Problem statement: Read the records and gather each line that includes "name".

═════ Information supplied ═════

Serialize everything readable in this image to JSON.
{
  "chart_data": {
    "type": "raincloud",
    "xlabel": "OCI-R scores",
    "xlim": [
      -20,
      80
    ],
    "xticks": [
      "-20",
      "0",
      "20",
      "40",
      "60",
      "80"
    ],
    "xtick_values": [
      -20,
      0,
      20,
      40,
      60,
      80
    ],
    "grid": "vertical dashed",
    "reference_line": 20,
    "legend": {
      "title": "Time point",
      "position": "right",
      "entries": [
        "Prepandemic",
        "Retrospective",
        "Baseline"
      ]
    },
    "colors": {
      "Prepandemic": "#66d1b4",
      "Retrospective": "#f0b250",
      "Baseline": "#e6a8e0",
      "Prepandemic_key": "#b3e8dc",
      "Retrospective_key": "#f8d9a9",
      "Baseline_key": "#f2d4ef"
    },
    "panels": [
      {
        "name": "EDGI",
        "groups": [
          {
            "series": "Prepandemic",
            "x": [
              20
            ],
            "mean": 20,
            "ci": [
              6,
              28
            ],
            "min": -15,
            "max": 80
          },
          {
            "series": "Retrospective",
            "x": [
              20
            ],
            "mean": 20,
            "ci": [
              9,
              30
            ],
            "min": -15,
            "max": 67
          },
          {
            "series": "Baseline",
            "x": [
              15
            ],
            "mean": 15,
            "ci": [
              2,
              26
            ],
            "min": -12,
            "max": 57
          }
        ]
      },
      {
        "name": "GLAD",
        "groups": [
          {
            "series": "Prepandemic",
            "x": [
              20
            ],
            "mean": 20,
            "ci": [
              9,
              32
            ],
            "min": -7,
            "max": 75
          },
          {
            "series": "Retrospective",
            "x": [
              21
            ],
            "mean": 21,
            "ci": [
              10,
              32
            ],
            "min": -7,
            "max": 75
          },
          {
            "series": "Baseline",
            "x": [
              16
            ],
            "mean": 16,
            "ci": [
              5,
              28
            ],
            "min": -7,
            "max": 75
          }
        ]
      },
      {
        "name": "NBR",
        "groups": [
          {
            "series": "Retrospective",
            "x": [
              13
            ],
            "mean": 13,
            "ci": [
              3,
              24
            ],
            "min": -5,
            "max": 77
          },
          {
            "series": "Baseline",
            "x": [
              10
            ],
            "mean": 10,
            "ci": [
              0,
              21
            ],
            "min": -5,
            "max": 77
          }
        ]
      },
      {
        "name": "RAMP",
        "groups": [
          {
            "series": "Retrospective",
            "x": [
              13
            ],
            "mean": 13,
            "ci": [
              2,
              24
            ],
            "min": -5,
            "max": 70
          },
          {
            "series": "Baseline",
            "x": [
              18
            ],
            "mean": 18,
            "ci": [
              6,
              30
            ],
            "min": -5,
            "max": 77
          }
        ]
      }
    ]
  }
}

═════

Exercise result:
        "name": "EDGI",
        "name": "GLAD",
        "name": "NBR",
        "name": "RAMP",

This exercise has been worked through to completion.